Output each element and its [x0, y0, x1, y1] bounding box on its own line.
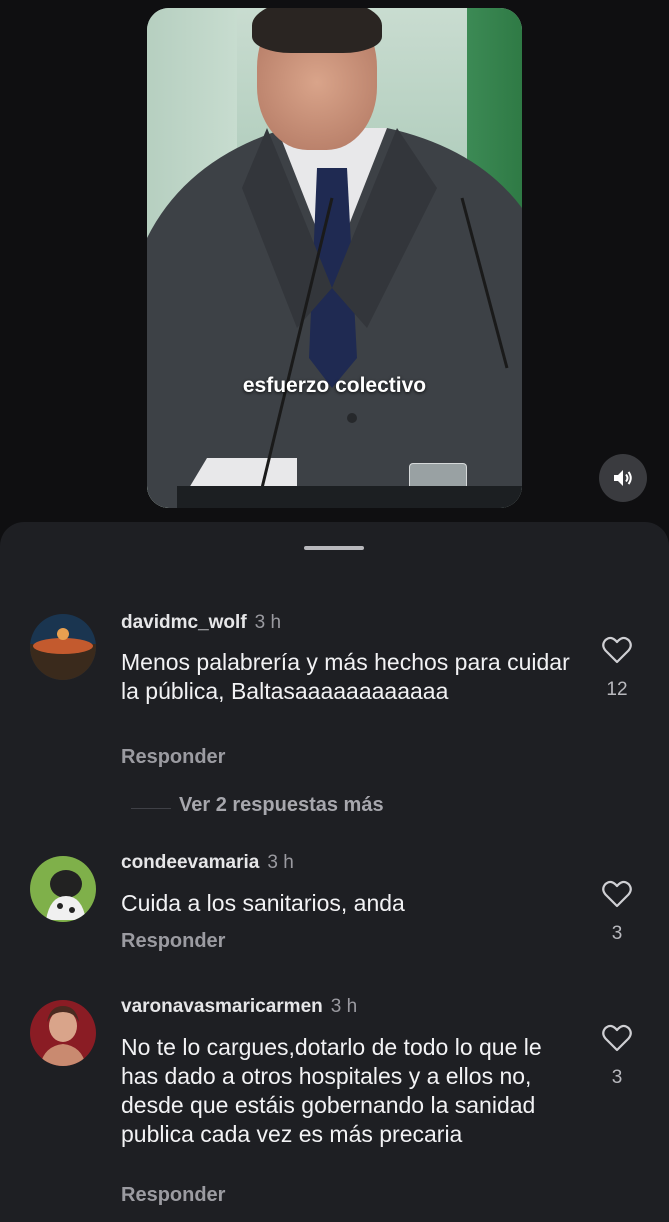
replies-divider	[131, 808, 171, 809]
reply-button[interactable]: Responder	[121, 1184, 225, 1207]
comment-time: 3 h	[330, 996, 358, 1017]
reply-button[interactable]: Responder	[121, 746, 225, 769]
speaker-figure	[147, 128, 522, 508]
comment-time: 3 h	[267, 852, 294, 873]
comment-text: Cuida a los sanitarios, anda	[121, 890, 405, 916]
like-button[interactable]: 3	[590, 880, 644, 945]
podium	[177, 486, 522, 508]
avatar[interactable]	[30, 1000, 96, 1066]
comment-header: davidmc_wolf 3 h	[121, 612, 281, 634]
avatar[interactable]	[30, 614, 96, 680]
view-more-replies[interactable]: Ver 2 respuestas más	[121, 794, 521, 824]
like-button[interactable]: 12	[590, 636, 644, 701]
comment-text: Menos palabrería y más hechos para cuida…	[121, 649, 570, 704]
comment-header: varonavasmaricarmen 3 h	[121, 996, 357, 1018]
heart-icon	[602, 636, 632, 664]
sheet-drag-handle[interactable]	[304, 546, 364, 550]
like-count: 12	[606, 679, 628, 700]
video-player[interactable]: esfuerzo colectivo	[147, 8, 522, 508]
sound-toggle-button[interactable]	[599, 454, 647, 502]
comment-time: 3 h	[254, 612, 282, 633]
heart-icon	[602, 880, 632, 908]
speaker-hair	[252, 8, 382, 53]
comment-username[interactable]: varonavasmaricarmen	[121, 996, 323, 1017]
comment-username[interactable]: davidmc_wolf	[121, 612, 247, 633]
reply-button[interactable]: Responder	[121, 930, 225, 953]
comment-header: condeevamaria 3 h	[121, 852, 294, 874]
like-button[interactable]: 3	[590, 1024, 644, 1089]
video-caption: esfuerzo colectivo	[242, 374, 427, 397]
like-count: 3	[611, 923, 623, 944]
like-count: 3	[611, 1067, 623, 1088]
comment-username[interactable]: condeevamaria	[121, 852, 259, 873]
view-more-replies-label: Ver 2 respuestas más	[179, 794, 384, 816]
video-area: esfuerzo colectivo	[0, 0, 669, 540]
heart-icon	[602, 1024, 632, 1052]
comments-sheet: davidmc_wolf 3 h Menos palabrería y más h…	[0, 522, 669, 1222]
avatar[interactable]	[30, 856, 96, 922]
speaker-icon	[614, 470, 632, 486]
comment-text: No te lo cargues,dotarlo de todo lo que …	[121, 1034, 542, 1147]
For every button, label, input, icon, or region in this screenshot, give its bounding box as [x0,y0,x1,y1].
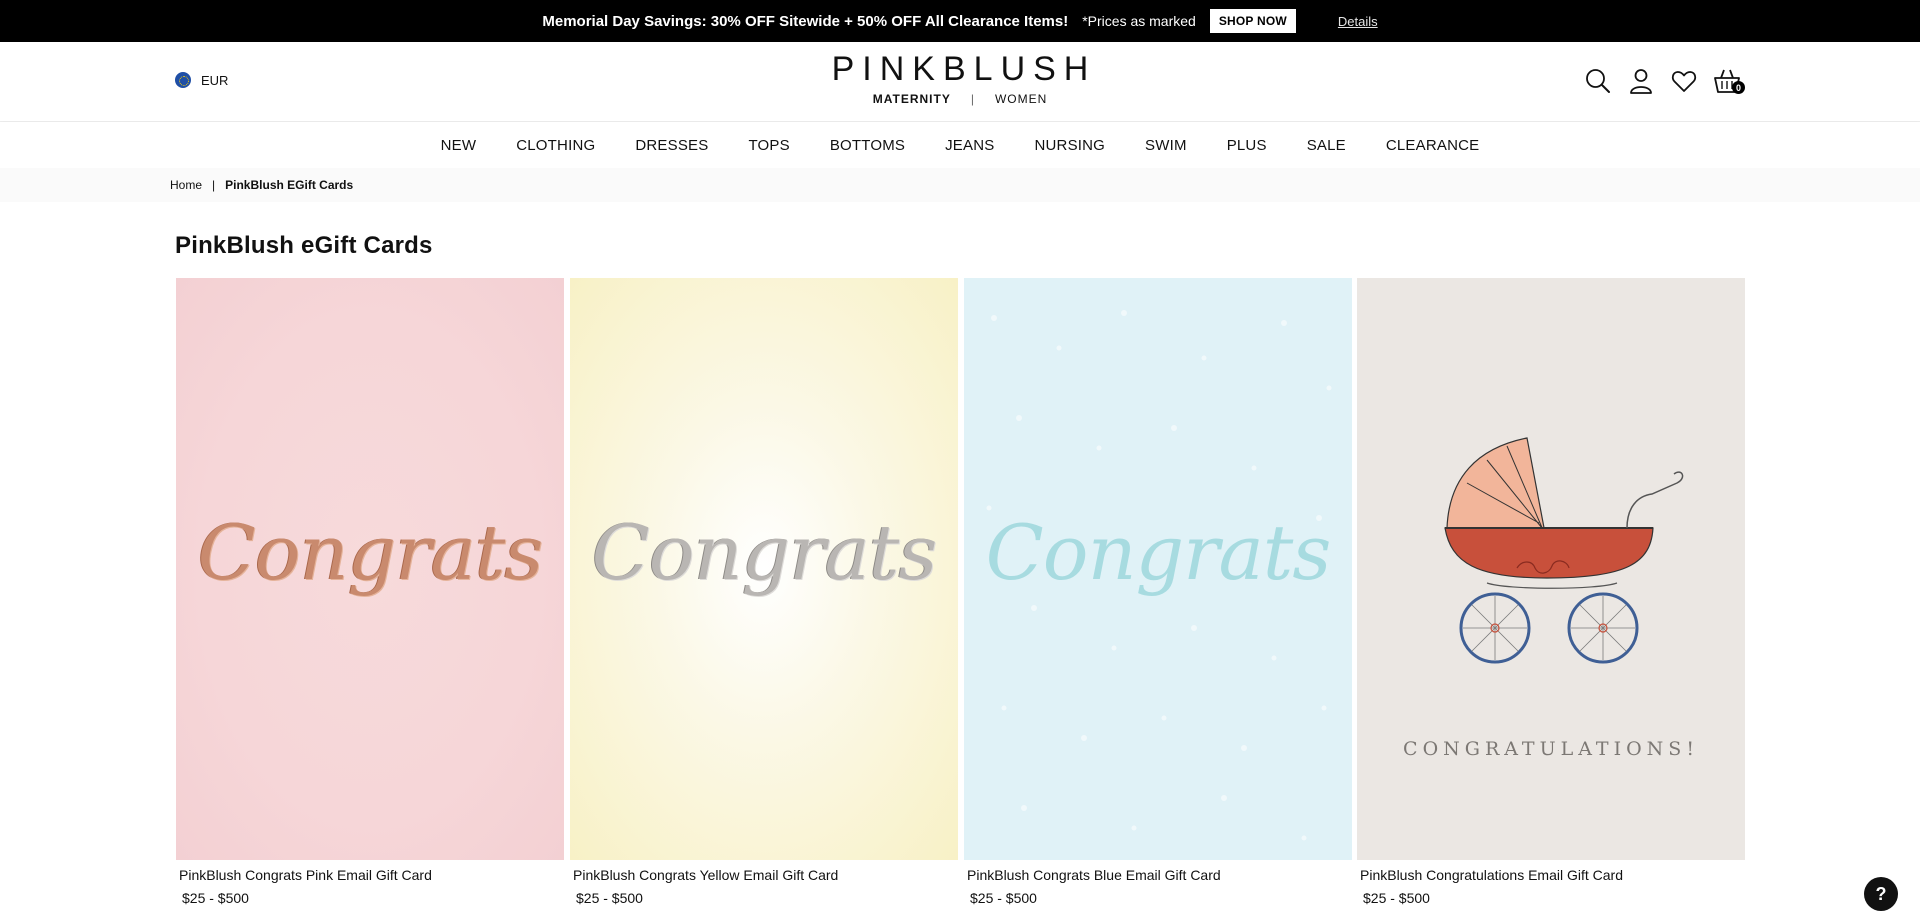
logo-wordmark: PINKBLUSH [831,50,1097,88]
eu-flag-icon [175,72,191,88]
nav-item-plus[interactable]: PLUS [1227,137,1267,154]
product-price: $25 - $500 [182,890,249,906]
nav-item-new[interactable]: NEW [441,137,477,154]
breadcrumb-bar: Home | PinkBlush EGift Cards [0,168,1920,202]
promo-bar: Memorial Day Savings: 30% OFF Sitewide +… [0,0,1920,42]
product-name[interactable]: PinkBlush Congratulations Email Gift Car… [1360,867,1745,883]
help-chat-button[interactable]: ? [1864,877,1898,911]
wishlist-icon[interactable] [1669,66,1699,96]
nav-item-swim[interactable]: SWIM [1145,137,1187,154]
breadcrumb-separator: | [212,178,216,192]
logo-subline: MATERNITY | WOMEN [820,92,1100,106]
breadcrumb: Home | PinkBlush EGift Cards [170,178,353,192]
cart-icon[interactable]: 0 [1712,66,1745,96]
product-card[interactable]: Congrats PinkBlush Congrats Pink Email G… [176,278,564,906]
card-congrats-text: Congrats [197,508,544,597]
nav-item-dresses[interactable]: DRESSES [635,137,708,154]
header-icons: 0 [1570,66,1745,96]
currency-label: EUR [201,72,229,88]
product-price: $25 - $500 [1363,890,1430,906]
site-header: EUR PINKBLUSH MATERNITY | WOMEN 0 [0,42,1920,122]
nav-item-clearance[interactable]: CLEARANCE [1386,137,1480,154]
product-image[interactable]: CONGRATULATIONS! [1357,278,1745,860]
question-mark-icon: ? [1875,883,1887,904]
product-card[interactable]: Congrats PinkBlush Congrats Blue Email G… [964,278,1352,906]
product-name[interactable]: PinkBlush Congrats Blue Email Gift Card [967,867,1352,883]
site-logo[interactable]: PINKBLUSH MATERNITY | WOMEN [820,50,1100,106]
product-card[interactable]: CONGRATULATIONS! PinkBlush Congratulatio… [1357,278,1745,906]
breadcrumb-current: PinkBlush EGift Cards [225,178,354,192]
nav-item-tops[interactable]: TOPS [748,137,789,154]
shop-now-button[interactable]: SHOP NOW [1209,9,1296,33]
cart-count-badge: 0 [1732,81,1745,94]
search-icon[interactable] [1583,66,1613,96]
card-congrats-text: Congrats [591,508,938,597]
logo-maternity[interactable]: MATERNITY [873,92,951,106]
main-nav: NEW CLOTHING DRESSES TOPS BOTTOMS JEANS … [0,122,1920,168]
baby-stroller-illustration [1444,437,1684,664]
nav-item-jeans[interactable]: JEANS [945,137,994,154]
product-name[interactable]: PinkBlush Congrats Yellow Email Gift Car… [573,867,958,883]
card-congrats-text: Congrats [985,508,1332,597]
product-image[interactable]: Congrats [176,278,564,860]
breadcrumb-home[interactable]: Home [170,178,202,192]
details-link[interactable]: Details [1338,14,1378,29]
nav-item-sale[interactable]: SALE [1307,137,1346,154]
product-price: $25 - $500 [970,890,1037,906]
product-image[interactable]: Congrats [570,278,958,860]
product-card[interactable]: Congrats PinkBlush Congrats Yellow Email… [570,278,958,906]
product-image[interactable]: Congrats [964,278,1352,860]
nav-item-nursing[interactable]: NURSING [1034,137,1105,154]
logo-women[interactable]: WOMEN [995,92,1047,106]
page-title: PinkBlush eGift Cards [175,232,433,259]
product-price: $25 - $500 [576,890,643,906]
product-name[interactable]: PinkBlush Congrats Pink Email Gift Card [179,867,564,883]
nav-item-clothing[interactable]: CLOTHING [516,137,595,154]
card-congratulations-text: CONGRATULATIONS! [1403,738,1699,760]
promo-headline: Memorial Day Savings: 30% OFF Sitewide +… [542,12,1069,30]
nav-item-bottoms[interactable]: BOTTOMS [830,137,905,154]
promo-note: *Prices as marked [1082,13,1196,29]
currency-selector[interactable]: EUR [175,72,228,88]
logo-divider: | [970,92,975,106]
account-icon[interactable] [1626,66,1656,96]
==
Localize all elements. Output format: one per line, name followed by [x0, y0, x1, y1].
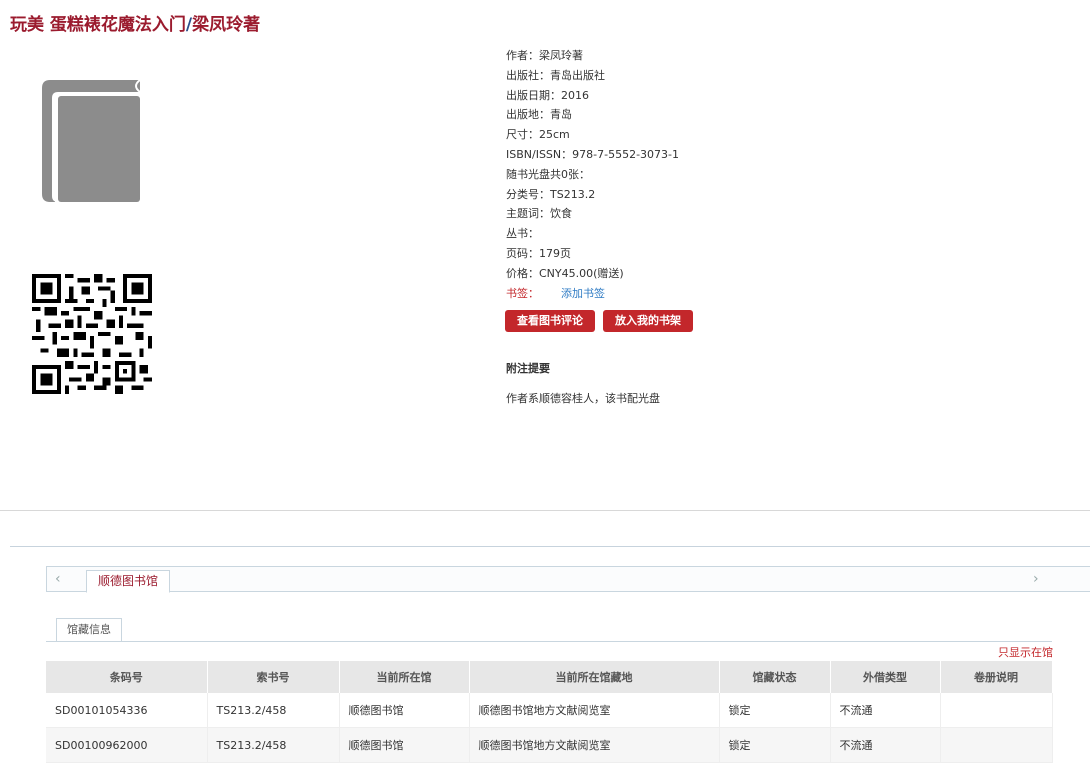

> **THE PROBLEM**
Render the material from the line with "For every button, label, input, icon, or" to the line with "breadcrumb-bar: Home |" as a numbered list, skipping blank lines and leaving out the pictures.

> **SOLVED PROBLEM**
1. For every button, label, input, icon, or region in this screenshot, give its bounding box as [x0,y0,x1,y1].
2. logo-wordmark: PINKBLUSH [831,50,1097,88]
3. eu-flag-icon [175,72,191,88]
4. nav-item-plus[interactable]: PLUS [1227,137,1267,154]
5. product-price: $25 - $500 [182,890,249,906]
6. nav-item-new[interactable]: NEW [441,137,477,154]
7. breadcrumb-bar: Home | PinkBlush EGift Cards [0,168,1920,202]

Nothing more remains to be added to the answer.